begin
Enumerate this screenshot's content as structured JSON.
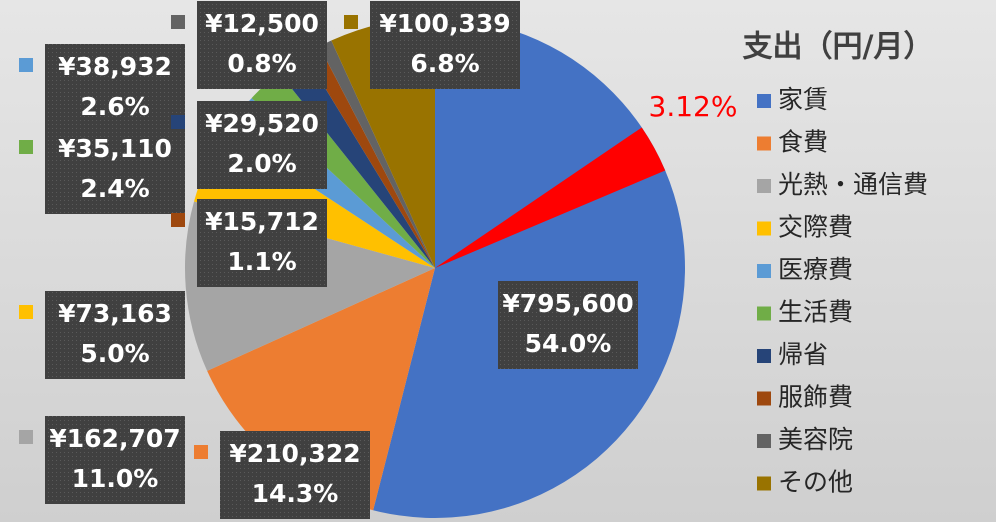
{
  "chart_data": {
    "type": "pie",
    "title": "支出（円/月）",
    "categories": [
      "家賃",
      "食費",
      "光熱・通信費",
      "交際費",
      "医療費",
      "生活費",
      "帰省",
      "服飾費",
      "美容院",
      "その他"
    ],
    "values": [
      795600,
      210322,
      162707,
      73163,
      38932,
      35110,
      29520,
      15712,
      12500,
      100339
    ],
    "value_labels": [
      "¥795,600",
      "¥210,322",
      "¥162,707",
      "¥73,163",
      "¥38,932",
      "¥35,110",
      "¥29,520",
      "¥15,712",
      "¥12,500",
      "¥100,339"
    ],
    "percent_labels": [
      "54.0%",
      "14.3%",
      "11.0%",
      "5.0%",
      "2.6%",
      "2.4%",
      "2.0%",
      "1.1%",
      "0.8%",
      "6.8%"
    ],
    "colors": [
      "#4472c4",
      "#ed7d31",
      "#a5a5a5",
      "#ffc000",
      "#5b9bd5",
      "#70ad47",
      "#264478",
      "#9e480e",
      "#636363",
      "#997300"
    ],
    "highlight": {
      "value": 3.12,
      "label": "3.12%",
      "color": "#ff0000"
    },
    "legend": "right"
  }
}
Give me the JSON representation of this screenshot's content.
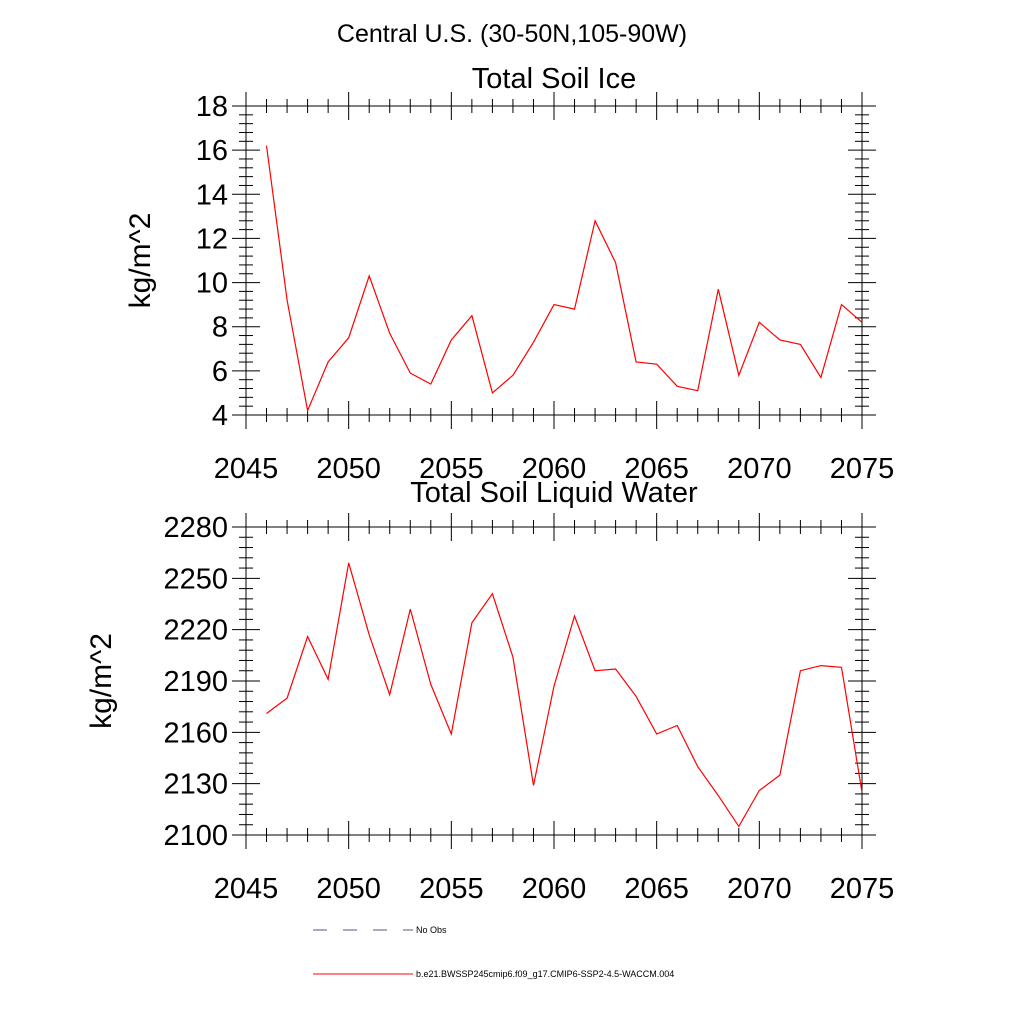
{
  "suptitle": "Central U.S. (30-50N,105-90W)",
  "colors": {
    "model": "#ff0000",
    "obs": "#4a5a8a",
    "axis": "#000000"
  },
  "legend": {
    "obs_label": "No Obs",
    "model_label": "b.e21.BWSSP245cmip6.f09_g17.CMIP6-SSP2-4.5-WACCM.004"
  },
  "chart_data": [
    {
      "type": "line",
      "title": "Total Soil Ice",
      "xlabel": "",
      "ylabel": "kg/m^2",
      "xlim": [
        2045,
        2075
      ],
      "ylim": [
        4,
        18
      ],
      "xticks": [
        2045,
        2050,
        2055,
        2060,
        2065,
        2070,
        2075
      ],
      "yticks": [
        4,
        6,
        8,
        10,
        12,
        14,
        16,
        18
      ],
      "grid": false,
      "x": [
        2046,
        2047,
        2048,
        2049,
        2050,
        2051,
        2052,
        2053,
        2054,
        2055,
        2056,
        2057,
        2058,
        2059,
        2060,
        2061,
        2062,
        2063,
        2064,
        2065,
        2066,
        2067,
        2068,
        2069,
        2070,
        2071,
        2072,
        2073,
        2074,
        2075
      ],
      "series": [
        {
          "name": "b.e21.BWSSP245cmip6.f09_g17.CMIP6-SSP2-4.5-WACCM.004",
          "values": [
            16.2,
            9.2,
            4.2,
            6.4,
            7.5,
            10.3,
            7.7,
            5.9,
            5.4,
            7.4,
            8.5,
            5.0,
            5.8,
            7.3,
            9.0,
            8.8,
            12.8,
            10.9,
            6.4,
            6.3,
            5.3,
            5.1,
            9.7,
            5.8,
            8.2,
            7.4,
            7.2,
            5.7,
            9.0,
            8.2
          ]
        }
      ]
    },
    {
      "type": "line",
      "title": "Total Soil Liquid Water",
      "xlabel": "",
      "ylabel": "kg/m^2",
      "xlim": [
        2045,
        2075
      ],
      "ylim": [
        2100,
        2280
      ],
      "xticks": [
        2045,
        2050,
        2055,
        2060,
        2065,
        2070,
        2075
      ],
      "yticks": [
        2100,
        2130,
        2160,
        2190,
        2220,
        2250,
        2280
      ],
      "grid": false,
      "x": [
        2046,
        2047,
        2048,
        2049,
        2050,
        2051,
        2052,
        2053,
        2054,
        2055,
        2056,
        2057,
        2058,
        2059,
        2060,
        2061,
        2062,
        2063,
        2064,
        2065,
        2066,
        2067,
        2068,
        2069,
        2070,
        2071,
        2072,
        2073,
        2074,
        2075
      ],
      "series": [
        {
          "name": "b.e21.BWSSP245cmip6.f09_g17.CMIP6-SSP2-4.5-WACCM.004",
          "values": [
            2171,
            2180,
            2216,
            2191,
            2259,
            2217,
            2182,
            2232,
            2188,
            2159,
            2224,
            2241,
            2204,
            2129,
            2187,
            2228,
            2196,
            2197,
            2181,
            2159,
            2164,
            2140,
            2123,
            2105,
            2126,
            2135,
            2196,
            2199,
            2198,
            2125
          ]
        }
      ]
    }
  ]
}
end
• [WRITTEN TASK]:
Your copy of the data above should match it exactly, except that pictures are left out.

• [TASK RESPONSE]:
Enumerate this screenshot's content as structured JSON.
{
  "chart_data": {
    "type": "pie",
    "title": "支出（円/月）",
    "categories": [
      "家賃",
      "食費",
      "光熱・通信費",
      "交際費",
      "医療費",
      "生活費",
      "帰省",
      "服飾費",
      "美容院",
      "その他"
    ],
    "values": [
      795600,
      210322,
      162707,
      73163,
      38932,
      35110,
      29520,
      15712,
      12500,
      100339
    ],
    "value_labels": [
      "¥795,600",
      "¥210,322",
      "¥162,707",
      "¥73,163",
      "¥38,932",
      "¥35,110",
      "¥29,520",
      "¥15,712",
      "¥12,500",
      "¥100,339"
    ],
    "percent_labels": [
      "54.0%",
      "14.3%",
      "11.0%",
      "5.0%",
      "2.6%",
      "2.4%",
      "2.0%",
      "1.1%",
      "0.8%",
      "6.8%"
    ],
    "colors": [
      "#4472c4",
      "#ed7d31",
      "#a5a5a5",
      "#ffc000",
      "#5b9bd5",
      "#70ad47",
      "#264478",
      "#9e480e",
      "#636363",
      "#997300"
    ],
    "highlight": {
      "value": 3.12,
      "label": "3.12%",
      "color": "#ff0000"
    },
    "legend": "right"
  }
}
Give me the JSON representation of this screenshot's content.
{
  "suptitle": "Central U.S. (30-50N,105-90W)",
  "colors": {
    "model": "#ff0000",
    "obs": "#4a5a8a",
    "axis": "#000000"
  },
  "legend": {
    "obs_label": "No Obs",
    "model_label": "b.e21.BWSSP245cmip6.f09_g17.CMIP6-SSP2-4.5-WACCM.004"
  },
  "chart_data": [
    {
      "type": "line",
      "title": "Total Soil Ice",
      "xlabel": "",
      "ylabel": "kg/m^2",
      "xlim": [
        2045,
        2075
      ],
      "ylim": [
        4,
        18
      ],
      "xticks": [
        2045,
        2050,
        2055,
        2060,
        2065,
        2070,
        2075
      ],
      "yticks": [
        4,
        6,
        8,
        10,
        12,
        14,
        16,
        18
      ],
      "grid": false,
      "x": [
        2046,
        2047,
        2048,
        2049,
        2050,
        2051,
        2052,
        2053,
        2054,
        2055,
        2056,
        2057,
        2058,
        2059,
        2060,
        2061,
        2062,
        2063,
        2064,
        2065,
        2066,
        2067,
        2068,
        2069,
        2070,
        2071,
        2072,
        2073,
        2074,
        2075
      ],
      "series": [
        {
          "name": "b.e21.BWSSP245cmip6.f09_g17.CMIP6-SSP2-4.5-WACCM.004",
          "values": [
            16.2,
            9.2,
            4.2,
            6.4,
            7.5,
            10.3,
            7.7,
            5.9,
            5.4,
            7.4,
            8.5,
            5.0,
            5.8,
            7.3,
            9.0,
            8.8,
            12.8,
            10.9,
            6.4,
            6.3,
            5.3,
            5.1,
            9.7,
            5.8,
            8.2,
            7.4,
            7.2,
            5.7,
            9.0,
            8.2
          ]
        }
      ]
    },
    {
      "type": "line",
      "title": "Total Soil Liquid Water",
      "xlabel": "",
      "ylabel": "kg/m^2",
      "xlim": [
        2045,
        2075
      ],
      "ylim": [
        2100,
        2280
      ],
      "xticks": [
        2045,
        2050,
        2055,
        2060,
        2065,
        2070,
        2075
      ],
      "yticks": [
        2100,
        2130,
        2160,
        2190,
        2220,
        2250,
        2280
      ],
      "grid": false,
      "x": [
        2046,
        2047,
        2048,
        2049,
        2050,
        2051,
        2052,
        2053,
        2054,
        2055,
        2056,
        2057,
        2058,
        2059,
        2060,
        2061,
        2062,
        2063,
        2064,
        2065,
        2066,
        2067,
        2068,
        2069,
        2070,
        2071,
        2072,
        2073,
        2074,
        2075
      ],
      "series": [
        {
          "name": "b.e21.BWSSP245cmip6.f09_g17.CMIP6-SSP2-4.5-WACCM.004",
          "values": [
            2171,
            2180,
            2216,
            2191,
            2259,
            2217,
            2182,
            2232,
            2188,
            2159,
            2224,
            2241,
            2204,
            2129,
            2187,
            2228,
            2196,
            2197,
            2181,
            2159,
            2164,
            2140,
            2123,
            2105,
            2126,
            2135,
            2196,
            2199,
            2198,
            2125
          ]
        }
      ]
    }
  ]
}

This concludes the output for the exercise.